Your task is to filter the data below down to the lines holding "content".

====== Extracted records

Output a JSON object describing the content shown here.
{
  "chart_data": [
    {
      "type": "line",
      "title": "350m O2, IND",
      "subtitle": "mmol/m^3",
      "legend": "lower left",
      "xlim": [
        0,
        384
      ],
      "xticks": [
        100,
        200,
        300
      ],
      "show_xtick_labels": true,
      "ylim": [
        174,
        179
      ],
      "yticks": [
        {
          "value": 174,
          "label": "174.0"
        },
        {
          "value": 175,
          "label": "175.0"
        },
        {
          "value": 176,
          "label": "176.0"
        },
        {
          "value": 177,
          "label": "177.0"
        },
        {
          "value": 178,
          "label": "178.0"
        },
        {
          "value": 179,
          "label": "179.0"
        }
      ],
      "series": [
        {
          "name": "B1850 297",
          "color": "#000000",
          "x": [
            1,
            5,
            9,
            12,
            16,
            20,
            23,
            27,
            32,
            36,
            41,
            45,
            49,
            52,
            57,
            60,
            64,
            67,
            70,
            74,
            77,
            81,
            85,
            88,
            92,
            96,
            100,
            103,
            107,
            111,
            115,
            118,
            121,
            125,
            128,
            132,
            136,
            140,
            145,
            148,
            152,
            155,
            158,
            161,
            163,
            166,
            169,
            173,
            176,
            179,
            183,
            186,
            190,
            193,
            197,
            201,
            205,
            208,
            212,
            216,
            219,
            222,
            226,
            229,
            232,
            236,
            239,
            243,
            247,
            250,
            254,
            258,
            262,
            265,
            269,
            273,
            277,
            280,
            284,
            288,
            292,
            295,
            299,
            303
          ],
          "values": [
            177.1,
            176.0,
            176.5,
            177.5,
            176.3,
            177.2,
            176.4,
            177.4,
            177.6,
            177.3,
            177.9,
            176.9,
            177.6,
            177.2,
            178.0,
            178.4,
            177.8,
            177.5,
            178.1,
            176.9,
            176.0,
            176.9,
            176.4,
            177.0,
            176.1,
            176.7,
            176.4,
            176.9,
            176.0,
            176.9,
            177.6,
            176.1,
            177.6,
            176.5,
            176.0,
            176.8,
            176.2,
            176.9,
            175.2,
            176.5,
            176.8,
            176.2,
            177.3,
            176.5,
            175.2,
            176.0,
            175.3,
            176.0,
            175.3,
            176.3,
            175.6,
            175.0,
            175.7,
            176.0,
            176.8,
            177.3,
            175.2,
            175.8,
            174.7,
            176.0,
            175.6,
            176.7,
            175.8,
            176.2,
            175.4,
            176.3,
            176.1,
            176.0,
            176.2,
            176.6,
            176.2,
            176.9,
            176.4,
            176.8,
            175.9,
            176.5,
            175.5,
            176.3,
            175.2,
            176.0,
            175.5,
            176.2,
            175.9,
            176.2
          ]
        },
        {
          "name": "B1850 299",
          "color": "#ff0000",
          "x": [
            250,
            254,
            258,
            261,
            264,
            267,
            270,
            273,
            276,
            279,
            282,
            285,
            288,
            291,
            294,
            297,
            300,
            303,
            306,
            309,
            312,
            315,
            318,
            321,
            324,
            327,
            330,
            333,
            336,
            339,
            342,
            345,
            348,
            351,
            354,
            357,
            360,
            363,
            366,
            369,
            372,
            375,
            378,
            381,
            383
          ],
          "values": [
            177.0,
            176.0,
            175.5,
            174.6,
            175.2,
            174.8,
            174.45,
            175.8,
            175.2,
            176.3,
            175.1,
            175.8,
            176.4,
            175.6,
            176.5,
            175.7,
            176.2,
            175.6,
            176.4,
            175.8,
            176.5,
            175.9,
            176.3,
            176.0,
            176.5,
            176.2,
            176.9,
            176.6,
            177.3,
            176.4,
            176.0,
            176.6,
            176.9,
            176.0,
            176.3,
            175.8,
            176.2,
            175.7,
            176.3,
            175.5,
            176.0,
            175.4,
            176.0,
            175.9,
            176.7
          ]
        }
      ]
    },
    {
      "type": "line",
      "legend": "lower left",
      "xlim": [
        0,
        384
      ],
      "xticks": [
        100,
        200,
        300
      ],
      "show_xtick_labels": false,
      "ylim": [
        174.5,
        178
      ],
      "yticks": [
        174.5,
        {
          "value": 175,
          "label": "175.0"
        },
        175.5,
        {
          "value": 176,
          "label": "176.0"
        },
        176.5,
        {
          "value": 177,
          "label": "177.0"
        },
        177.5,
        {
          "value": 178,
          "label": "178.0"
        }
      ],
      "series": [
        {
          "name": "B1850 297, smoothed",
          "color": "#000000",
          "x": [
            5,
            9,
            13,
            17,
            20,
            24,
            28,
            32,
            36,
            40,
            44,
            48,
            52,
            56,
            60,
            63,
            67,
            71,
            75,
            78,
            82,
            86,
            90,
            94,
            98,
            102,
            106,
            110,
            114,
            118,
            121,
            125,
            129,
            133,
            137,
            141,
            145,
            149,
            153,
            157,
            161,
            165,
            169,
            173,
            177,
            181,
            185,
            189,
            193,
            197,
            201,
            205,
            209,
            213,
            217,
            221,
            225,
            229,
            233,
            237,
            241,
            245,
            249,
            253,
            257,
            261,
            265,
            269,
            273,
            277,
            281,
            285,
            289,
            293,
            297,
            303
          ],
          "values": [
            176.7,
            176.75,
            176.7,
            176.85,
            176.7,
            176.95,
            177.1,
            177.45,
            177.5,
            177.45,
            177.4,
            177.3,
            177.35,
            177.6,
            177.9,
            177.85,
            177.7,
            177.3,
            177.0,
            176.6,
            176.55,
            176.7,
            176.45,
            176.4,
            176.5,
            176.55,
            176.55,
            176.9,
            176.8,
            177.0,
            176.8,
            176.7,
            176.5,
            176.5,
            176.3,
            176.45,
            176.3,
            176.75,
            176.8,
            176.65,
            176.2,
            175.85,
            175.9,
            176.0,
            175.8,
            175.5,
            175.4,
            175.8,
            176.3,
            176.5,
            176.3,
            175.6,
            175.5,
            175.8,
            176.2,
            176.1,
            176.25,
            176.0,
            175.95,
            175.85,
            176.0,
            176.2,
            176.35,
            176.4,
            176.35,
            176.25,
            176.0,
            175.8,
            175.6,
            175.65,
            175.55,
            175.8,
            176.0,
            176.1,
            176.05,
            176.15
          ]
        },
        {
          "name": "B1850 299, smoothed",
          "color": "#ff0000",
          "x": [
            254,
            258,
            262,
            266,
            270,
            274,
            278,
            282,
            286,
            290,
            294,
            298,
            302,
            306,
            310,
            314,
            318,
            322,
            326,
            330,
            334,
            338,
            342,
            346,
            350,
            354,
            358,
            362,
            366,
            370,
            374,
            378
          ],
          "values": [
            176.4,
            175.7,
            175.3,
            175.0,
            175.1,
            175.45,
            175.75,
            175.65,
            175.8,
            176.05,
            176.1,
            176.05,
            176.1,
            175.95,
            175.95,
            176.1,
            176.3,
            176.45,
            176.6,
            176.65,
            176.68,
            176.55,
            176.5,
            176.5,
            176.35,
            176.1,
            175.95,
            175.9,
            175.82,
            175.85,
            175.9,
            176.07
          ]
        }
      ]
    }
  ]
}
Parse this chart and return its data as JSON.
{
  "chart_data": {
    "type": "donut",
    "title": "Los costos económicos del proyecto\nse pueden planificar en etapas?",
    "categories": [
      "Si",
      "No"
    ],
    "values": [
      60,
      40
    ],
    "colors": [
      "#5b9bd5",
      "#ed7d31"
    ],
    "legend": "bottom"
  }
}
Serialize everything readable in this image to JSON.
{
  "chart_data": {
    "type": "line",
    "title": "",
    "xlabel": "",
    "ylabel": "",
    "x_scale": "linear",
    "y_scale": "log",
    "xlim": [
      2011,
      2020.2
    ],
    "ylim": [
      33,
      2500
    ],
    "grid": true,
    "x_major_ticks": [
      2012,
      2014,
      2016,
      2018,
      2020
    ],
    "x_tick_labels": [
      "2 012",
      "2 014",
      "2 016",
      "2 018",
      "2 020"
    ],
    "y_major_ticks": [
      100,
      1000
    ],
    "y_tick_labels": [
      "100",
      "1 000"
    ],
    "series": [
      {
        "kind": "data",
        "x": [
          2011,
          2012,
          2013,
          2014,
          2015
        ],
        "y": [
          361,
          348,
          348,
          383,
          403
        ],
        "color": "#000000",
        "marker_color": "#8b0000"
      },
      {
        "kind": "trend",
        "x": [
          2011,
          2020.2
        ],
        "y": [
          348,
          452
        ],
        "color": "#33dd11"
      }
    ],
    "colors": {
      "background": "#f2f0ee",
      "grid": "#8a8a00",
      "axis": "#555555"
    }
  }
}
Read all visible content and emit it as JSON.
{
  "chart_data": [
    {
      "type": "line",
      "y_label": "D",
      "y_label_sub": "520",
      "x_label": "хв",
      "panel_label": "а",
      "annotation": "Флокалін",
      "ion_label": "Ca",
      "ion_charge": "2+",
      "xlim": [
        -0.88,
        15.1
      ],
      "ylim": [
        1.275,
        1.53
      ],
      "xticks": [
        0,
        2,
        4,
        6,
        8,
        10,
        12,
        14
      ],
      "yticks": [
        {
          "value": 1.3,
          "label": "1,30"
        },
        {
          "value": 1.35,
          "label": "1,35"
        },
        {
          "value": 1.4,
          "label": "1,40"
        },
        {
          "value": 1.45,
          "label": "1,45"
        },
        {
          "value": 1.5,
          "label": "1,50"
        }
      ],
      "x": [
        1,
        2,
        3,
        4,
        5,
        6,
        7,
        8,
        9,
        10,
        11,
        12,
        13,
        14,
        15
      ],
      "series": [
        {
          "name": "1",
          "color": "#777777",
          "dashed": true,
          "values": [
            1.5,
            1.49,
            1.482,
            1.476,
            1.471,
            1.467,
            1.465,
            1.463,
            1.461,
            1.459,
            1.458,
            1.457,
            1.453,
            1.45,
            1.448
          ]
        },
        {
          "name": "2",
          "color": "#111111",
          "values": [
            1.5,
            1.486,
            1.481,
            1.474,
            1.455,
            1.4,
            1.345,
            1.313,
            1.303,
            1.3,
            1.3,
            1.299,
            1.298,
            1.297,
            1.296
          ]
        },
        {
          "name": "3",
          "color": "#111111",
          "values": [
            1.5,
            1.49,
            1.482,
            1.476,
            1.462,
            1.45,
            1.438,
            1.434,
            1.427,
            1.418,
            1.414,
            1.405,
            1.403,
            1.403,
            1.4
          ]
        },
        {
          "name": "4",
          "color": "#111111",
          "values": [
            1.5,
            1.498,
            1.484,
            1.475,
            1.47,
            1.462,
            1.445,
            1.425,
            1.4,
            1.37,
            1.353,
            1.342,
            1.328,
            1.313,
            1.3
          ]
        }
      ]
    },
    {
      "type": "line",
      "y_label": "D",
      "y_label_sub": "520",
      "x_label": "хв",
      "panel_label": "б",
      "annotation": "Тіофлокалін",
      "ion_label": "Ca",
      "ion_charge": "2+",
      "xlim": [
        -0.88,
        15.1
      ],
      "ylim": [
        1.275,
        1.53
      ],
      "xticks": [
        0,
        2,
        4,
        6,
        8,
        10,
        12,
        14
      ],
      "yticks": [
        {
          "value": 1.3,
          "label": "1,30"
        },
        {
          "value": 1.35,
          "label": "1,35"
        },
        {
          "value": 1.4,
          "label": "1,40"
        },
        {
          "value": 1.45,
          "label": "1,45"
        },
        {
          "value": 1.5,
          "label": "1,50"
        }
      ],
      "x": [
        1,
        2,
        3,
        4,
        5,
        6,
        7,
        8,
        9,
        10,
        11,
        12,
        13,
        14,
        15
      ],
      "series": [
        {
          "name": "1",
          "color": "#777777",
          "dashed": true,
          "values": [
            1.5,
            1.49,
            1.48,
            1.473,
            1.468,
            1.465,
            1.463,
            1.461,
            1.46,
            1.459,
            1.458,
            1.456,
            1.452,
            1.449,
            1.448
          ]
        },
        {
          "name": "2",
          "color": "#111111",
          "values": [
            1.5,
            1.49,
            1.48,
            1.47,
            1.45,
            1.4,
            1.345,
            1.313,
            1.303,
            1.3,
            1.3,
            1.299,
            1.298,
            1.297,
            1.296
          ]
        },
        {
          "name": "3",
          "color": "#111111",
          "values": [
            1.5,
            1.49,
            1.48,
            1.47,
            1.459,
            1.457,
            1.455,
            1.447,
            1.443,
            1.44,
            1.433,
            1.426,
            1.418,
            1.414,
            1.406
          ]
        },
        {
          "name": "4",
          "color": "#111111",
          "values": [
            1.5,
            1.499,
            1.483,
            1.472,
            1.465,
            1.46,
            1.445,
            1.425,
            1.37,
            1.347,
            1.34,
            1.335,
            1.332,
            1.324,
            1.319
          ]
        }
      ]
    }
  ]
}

============

Full response:
Output a JSON object describing the content shown here.
Read all visible content and emit it as JSON.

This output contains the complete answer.